→ Written exercise
Count the lines below that contain the word "жидким", and report only that number.

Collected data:

######

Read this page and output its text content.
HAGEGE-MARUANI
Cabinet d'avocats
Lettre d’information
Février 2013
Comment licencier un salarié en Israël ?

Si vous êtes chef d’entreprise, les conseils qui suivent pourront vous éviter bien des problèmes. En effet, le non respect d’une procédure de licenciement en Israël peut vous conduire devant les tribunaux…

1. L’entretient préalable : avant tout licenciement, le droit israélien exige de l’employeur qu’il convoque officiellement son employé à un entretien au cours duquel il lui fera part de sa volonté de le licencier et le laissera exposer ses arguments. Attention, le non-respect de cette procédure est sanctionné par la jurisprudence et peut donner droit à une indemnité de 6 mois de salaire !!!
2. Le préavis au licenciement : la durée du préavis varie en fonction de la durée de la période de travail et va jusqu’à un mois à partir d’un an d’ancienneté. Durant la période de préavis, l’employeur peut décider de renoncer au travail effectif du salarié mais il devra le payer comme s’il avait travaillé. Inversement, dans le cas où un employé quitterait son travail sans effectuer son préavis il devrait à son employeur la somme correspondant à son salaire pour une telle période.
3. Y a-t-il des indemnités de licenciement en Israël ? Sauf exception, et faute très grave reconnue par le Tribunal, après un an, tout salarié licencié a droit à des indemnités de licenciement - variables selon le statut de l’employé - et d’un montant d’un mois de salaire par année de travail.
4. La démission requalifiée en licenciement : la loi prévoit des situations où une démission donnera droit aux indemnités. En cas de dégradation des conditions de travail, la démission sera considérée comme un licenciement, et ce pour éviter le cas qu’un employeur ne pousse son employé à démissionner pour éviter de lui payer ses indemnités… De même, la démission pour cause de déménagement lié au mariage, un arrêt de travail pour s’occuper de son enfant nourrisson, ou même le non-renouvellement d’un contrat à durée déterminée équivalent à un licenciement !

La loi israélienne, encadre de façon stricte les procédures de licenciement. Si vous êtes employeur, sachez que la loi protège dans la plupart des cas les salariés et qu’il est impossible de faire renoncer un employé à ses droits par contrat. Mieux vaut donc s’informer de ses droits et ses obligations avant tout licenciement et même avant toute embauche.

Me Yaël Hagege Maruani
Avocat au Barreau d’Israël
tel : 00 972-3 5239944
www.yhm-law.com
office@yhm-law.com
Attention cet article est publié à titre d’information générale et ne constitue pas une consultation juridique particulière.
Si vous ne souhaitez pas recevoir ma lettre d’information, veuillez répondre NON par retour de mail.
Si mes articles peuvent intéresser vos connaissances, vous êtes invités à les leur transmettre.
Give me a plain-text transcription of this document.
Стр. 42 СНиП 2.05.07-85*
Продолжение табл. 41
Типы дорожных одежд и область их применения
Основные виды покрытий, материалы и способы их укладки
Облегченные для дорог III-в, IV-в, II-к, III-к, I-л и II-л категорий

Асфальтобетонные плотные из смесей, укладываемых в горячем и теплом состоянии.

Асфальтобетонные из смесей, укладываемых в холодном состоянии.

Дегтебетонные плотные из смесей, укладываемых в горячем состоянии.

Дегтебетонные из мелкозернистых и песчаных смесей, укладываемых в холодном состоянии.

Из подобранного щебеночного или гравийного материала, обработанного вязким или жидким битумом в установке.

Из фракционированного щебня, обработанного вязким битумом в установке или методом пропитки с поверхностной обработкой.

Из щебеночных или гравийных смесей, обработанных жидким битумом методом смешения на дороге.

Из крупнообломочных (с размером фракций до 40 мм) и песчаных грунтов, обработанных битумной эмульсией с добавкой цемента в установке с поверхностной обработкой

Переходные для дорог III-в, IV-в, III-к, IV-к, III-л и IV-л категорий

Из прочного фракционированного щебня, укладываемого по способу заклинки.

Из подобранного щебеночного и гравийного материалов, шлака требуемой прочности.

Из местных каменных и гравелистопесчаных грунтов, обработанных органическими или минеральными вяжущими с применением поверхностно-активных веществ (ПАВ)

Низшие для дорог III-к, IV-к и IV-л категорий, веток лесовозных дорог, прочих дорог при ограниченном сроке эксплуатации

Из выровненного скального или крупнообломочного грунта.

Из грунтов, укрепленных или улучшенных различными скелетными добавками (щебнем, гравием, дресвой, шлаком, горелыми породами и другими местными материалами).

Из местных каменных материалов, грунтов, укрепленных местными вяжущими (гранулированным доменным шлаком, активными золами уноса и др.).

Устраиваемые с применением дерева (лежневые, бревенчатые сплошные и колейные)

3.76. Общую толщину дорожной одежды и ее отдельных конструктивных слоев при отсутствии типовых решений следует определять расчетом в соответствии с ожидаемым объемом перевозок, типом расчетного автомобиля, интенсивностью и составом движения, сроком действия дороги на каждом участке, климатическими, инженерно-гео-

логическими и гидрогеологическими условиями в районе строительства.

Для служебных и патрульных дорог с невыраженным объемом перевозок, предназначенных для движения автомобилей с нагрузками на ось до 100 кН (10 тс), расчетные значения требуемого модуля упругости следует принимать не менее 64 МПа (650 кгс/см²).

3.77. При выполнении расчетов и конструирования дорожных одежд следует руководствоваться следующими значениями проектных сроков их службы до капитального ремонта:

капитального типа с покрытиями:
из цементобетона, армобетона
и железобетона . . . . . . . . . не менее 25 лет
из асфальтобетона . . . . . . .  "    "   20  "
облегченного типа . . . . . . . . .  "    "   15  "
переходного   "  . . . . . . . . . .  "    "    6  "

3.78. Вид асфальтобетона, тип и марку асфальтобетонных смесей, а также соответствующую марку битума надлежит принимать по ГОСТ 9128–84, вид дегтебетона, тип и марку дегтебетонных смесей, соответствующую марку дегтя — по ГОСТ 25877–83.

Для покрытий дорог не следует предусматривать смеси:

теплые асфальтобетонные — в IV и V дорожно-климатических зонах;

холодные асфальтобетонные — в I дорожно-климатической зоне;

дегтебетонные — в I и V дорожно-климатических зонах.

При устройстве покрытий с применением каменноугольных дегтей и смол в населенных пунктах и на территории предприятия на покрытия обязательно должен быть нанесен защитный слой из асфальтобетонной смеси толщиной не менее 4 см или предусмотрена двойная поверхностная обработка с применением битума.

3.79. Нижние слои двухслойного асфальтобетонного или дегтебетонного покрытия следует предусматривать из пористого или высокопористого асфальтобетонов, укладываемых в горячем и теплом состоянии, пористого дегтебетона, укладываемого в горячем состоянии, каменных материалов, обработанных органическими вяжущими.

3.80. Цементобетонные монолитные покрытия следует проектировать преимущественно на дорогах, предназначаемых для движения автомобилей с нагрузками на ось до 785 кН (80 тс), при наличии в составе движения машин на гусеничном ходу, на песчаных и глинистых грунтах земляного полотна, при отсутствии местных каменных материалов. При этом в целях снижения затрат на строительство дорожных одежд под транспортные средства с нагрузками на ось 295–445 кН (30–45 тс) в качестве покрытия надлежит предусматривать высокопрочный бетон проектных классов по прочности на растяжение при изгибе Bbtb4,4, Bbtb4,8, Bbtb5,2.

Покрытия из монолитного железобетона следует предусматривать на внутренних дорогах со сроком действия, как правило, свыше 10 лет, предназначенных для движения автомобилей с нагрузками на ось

######

→ Exercise solution
2